____ Task inputs

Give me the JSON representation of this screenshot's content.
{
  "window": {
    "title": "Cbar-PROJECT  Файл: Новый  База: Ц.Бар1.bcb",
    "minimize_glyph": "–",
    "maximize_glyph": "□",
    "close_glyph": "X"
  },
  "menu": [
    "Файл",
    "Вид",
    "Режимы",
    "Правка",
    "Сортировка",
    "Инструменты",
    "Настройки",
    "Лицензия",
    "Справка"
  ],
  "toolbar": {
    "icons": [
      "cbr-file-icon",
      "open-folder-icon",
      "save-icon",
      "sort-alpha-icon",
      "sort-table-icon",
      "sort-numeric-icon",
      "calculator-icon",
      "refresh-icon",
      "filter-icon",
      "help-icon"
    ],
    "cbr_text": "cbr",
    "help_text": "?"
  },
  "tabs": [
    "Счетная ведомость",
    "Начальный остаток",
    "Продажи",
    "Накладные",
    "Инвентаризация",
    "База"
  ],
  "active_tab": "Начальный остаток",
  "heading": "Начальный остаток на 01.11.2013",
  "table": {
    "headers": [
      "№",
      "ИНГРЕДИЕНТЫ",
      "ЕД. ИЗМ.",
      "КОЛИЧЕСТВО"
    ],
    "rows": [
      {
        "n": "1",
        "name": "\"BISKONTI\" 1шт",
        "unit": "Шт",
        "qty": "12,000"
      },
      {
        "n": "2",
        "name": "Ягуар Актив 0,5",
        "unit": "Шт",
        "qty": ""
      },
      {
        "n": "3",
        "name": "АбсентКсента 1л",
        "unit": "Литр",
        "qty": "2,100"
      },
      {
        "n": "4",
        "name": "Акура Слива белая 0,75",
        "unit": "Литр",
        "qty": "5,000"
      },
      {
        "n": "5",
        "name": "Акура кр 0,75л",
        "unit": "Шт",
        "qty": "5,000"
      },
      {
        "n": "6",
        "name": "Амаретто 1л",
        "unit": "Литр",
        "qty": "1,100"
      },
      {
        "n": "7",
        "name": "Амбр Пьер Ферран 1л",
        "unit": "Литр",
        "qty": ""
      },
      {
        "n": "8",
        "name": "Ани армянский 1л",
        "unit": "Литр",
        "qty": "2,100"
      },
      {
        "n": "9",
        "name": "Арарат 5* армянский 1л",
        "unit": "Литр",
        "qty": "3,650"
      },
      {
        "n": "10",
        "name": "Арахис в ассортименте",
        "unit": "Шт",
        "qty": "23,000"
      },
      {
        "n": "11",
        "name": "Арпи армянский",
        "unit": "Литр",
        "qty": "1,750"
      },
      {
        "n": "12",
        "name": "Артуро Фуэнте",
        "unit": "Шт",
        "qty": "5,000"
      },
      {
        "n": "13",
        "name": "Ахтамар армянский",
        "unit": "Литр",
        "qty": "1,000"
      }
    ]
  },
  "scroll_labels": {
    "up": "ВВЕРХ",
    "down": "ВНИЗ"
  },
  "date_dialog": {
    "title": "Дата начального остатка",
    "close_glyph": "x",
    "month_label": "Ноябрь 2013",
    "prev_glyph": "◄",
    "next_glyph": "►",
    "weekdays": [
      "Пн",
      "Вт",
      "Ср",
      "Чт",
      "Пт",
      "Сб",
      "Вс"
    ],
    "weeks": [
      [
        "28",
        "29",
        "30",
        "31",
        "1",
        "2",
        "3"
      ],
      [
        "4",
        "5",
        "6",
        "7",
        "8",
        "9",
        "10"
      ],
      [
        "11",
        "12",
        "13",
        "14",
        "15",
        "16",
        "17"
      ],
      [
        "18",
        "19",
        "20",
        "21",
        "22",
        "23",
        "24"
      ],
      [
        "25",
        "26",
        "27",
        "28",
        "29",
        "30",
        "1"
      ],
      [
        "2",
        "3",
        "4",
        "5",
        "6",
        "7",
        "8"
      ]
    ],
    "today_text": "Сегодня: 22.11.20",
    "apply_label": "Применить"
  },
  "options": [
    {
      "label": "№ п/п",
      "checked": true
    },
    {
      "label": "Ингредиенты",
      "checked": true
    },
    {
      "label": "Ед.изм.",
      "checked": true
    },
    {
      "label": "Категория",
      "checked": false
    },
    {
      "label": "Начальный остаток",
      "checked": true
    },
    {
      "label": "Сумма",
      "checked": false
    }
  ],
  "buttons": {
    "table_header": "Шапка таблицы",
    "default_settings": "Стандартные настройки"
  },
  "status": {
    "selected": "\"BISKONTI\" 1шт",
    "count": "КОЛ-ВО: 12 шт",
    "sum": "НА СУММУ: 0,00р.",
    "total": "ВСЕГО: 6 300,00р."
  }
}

________

Exercise
All of the entries above need to be reproduced exactly.

Response below
Give me the JSON representation of this screenshot's content.
{
  "window": {
    "title": "Cbar-PROJECT  Файл: Новый  База: Ц.Бар1.bcb",
    "minimize_glyph": "–",
    "maximize_glyph": "□",
    "close_glyph": "X"
  },
  "menu": [
    "Файл",
    "Вид",
    "Режимы",
    "Правка",
    "Сортировка",
    "Инструменты",
    "Настройки",
    "Лицензия",
    "Справка"
  ],
  "toolbar": {
    "icons": [
      "cbr-file-icon",
      "open-folder-icon",
      "save-icon",
      "sort-alpha-icon",
      "sort-table-icon",
      "sort-numeric-icon",
      "calculator-icon",
      "refresh-icon",
      "filter-icon",
      "help-icon"
    ],
    "cbr_text": "cbr",
    "help_text": "?"
  },
  "tabs": [
    "Счетная ведомость",
    "Начальный остаток",
    "Продажи",
    "Накладные",
    "Инвентаризация",
    "База"
  ],
  "active_tab": "Начальный остаток",
  "heading": "Начальный остаток на 01.11.2013",
  "table": {
    "headers": [
      "№",
      "ИНГРЕДИЕНТЫ",
      "ЕД. ИЗМ.",
      "КОЛИЧЕСТВО"
    ],
    "rows": [
      {
        "n": "1",
        "name": "\"BISKONTI\" 1шт",
        "unit": "Шт",
        "qty": "12,000"
      },
      {
        "n": "2",
        "name": "Ягуар Актив 0,5",
        "unit": "Шт",
        "qty": ""
      },
      {
        "n": "3",
        "name": "АбсентКсента 1л",
        "unit": "Литр",
        "qty": "2,100"
      },
      {
        "n": "4",
        "name": "Акура Слива белая 0,75",
        "unit": "Литр",
        "qty": "5,000"
      },
      {
        "n": "5",
        "name": "Акура кр 0,75л",
        "unit": "Шт",
        "qty": "5,000"
      },
      {
        "n": "6",
        "name": "Амаретто 1л",
        "unit": "Литр",
        "qty": "1,100"
      },
      {
        "n": "7",
        "name": "Амбр Пьер Ферран 1л",
        "unit": "Литр",
        "qty": ""
      },
      {
        "n": "8",
        "name": "Ани армянский 1л",
        "unit": "Литр",
        "qty": "2,100"
      },
      {
        "n": "9",
        "name": "Арарат 5* армянский 1л",
        "unit": "Литр",
        "qty": "3,650"
      },
      {
        "n": "10",
        "name": "Арахис в ассортименте",
        "unit": "Шт",
        "qty": "23,000"
      },
      {
        "n": "11",
        "name": "Арпи армянский",
        "unit": "Литр",
        "qty": "1,750"
      },
      {
        "n": "12",
        "name": "Артуро Фуэнте",
        "unit": "Шт",
        "qty": "5,000"
      },
      {
        "n": "13",
        "name": "Ахтамар армянский",
        "unit": "Литр",
        "qty": "1,000"
      }
    ]
  },
  "scroll_labels": {
    "up": "ВВЕРХ",
    "down": "ВНИЗ"
  },
  "date_dialog": {
    "title": "Дата начального остатка",
    "close_glyph": "x",
    "month_label": "Ноябрь 2013",
    "prev_glyph": "◄",
    "next_glyph": "►",
    "weekdays": [
      "Пн",
      "Вт",
      "Ср",
      "Чт",
      "Пт",
      "Сб",
      "Вс"
    ],
    "weeks": [
      [
        "28",
        "29",
        "30",
        "31",
        "1",
        "2",
        "3"
      ],
      [
        "4",
        "5",
        "6",
        "7",
        "8",
        "9",
        "10"
      ],
      [
        "11",
        "12",
        "13",
        "14",
        "15",
        "16",
        "17"
      ],
      [
        "18",
        "19",
        "20",
        "21",
        "22",
        "23",
        "24"
      ],
      [
        "25",
        "26",
        "27",
        "28",
        "29",
        "30",
        "1"
      ],
      [
        "2",
        "3",
        "4",
        "5",
        "6",
        "7",
        "8"
      ]
    ],
    "today_text": "Сегодня: 22.11.20",
    "apply_label": "Применить"
  },
  "options": [
    {
      "label": "№ п/п",
      "checked": true
    },
    {
      "label": "Ингредиенты",
      "checked": true
    },
    {
      "label": "Ед.изм.",
      "checked": true
    },
    {
      "label": "Категория",
      "checked": false
    },
    {
      "label": "Начальный остаток",
      "checked": true
    },
    {
      "label": "Сумма",
      "checked": false
    }
  ],
  "buttons": {
    "table_header": "Шапка таблицы",
    "default_settings": "Стандартные настройки"
  },
  "status": {
    "selected": "\"BISKONTI\" 1шт",
    "count": "КОЛ-ВО: 12 шт",
    "sum": "НА СУММУ: 0,00р.",
    "total": "ВСЕГО: 6 300,00р."
  }
}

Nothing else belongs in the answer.